• [What is expected]:
Sift the material for lines containing "بالقانون", and return them.

-- start of Material provided --

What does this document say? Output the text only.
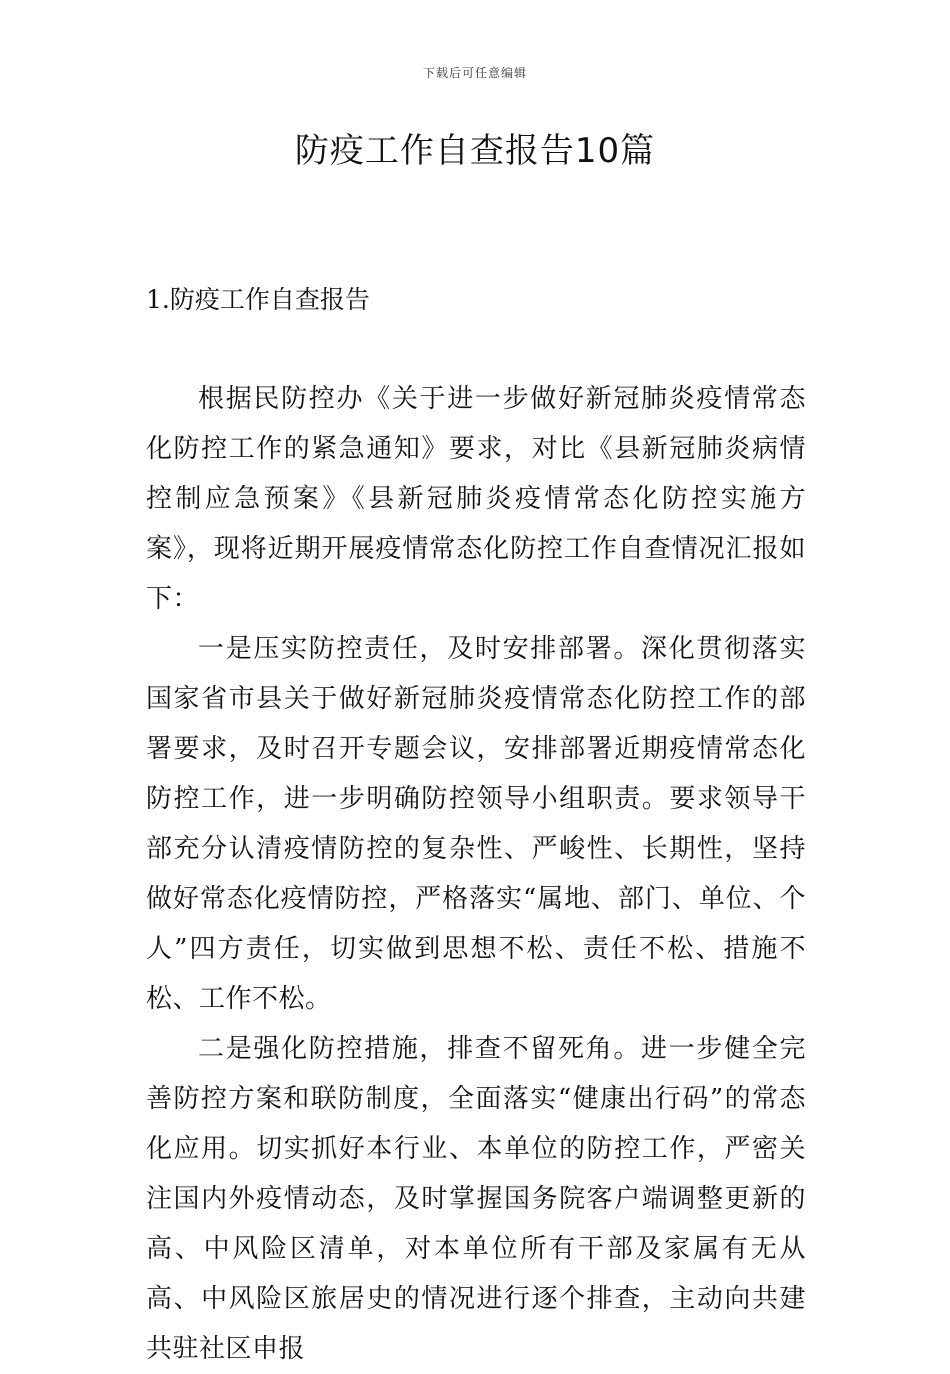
下载后可任意编辑
防疫工作自查报告10篇
1.防疫工作自查报告

根据民防控办《关于进一步做好新冠肺炎疫情常态化防控工作的紧急通知》要求，对比《县新冠肺炎病情控制应急预案》《县新冠肺炎疫情常态化防控实施方案》，现将近期开展疫情常态化防控工作自查情况汇报如下：

一是压实防控责任，及时安排部署。深化贯彻落实国家省市县关于做好新冠肺炎疫情常态化防控工作的部署要求，及时召开专题会议，安排部署近期疫情常态化防控工作，进一步明确防控领导小组职责。要求领导干部充分认清疫情防控的复杂性、严峻性、长期性，坚持做好常态化疫情防控，严格落实“属地、部门、单位、个人”四方责任，切实做到思想不松、责任不松、措施不松、工作不松。

二是强化防控措施，排查不留死角。进一步健全完善防控方案和联防制度，全面落实“健康出行码”的常态化应用。切实抓好本行业、本单位的防控工作，严密关注国内外疫情动态，及时掌握国务院客户端调整更新的高、中风险区清单，对本单位所有干部及家属有无从高、中风险区旅居史的情况进行逐个排查，主动向共建共驻社区申报
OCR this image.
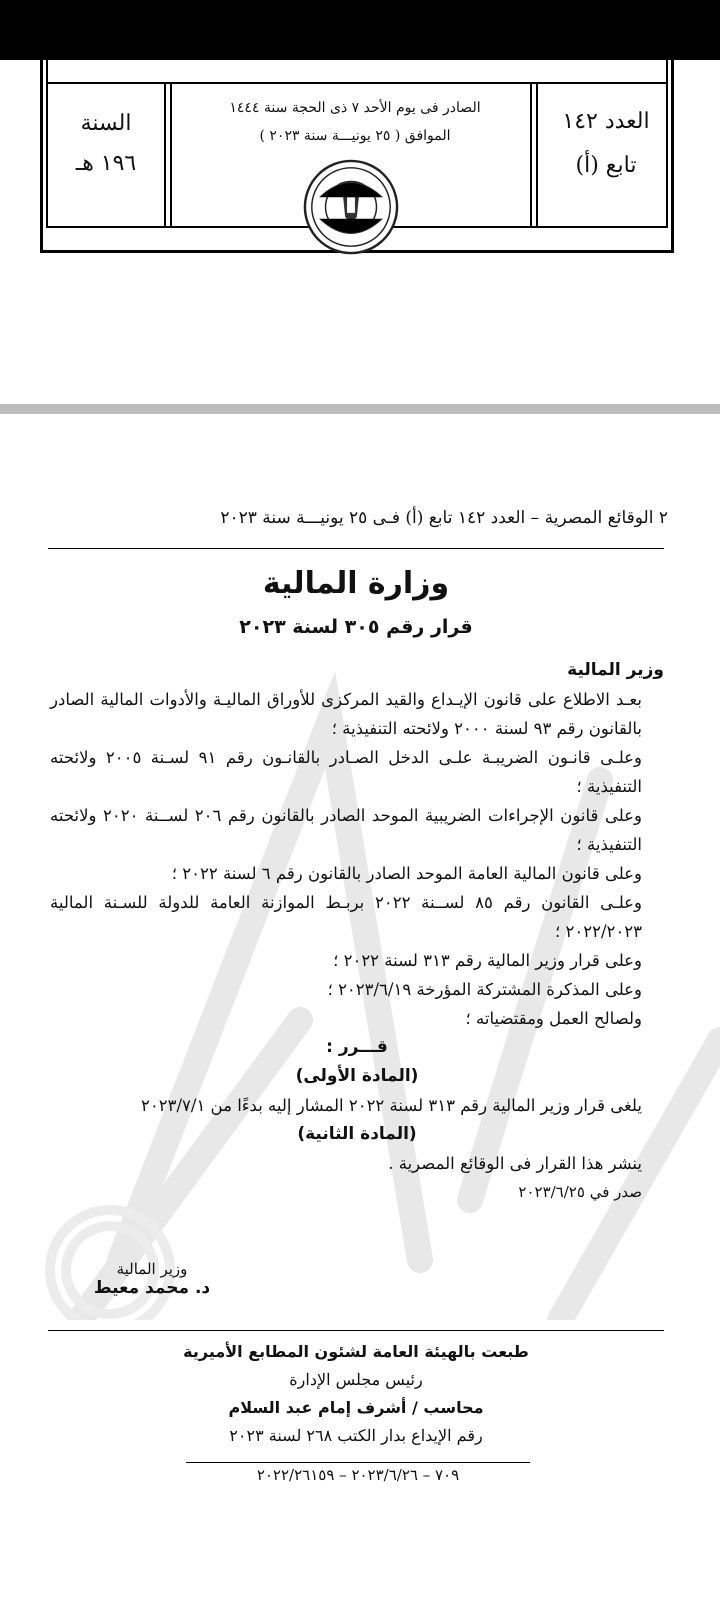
السنة
١٩٦ هـ
الصادر فى يوم الأحد ٧ ذى الحجة سنة ١٤٤٤
الموافق ( ٢٥ يونيـــة سنة ٢٠٢٣ )
العدد ١٤٢
تابع (أ)
٢ الوقائع المصرية – العدد ١٤٢ تابع (أ) فـى ٢٥ يونيـــة سنة ٢٠٢٣
وزارة المالية
قرار رقم ٣٠٥ لسنة ٢٠٢٣

وزير المالية

بعـد الاطلاع على قانون الإيـداع والقيد المركزى للأوراق الماليـة والأدوات المالية الصادر بالقانون رقم ٩٣ لسنة ٢٠٠٠ ولائحته التنفيذية ؛

وعلـى قانـون الضريبـة علـى الدخل الصـادر بالقانـون رقم ٩١ لسـنة ٢٠٠٥ ولائحته التنفيذية ؛

وعلى قانون الإجراءات الضريبية الموحد الصادر بالقانون رقم ٢٠٦ لســنة ٢٠٢٠ ولائحته التنفيذية ؛

وعلى قانون المالية العامة الموحد الصادر بالقانون رقم ٦ لسنة ٢٠٢٢ ؛

وعلـى القانون رقم ٨٥ لســنة ٢٠٢٢ بربـط الموازنة العامة للدولة للسـنة المالية ٢٠٢٢/٢٠٢٣ ؛

وعلى قرار وزير المالية رقم ٣١٣ لسنة ٢٠٢٢ ؛

وعلى المذكرة المشتركة المؤرخة ٢٠٢٣/٦/١٩ ؛

ولصالح العمل ومقتضياته ؛

قـــرر :

(المادة الأولى)

يلغى قرار وزير المالية رقم ٣١٣ لسنة ٢٠٢٢ المشار إليه بدءًا من ٢٠٢٣/٧/١

(المادة الثانية)

ينشر هذا القرار فى الوقائع المصرية .

صدر في ٢٠٢٣/٦/٢٥

وزير المالية
د. محمد معيط
طبعت بالهيئة العامة لشئون المطابع الأميرية
رئيس مجلس الإدارة
محاسب / أشرف إمام عبد السلام
رقم الإيداع بدار الكتب ٢٦٨ لسنة ٢٠٢٣
٧٠٩ – ٢٠٢٣/٦/٢٦ – ٢٠٢٢/٢٦١٥٩
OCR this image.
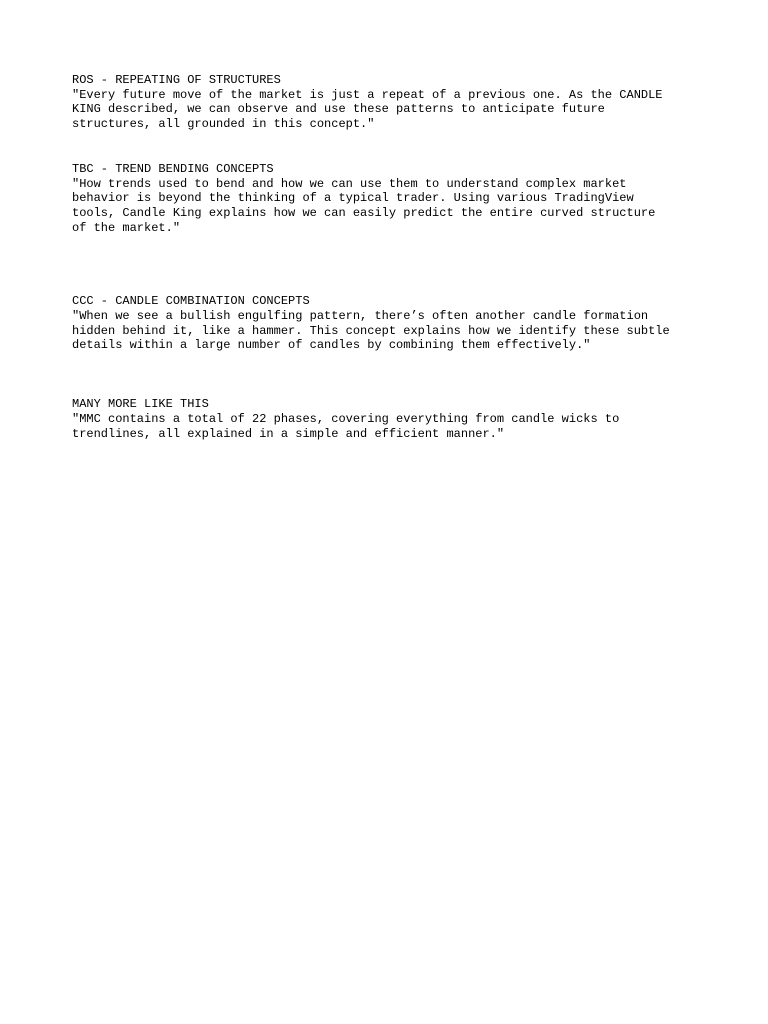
ROS - REPEATING OF STRUCTURES

"Every future move of the market is just a repeat of a previous one. As the CANDLE

KING described, we can observe and use these patterns to anticipate future

structures, all grounded in this concept."

TBC - TREND BENDING CONCEPTS

"How trends used to bend and how we can use them to understand complex market

behavior is beyond the thinking of a typical trader. Using various TradingView

tools, Candle King explains how we can easily predict the entire curved structure

of the market."

CCC - CANDLE COMBINATION CONCEPTS

"When we see a bullish engulfing pattern, there’s often another candle formation

hidden behind it, like a hammer. This concept explains how we identify these subtle

details within a large number of candles by combining them effectively."

MANY MORE LIKE THIS

"MMC contains a total of 22 phases, covering everything from candle wicks to

trendlines, all explained in a simple and efficient manner."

-- end of Material provided --

• [Answer in full]:
بعـد الاطلاع على قانون الإيـداع والقيد المركزى للأوراق الماليـة والأدوات المالية الصادر بالقانون رقم ٩٣ لسنة ٢٠٠٠ ولائحته التنفيذية ؛
وعلى قانون الإجراءات الضريبية الموحد الصادر بالقانون رقم ٢٠٦ لســنة ٢٠٢٠ ولائحته التنفيذية ؛
وعلى قانون المالية العامة الموحد الصادر بالقانون رقم ٦ لسنة ٢٠٢٢ ؛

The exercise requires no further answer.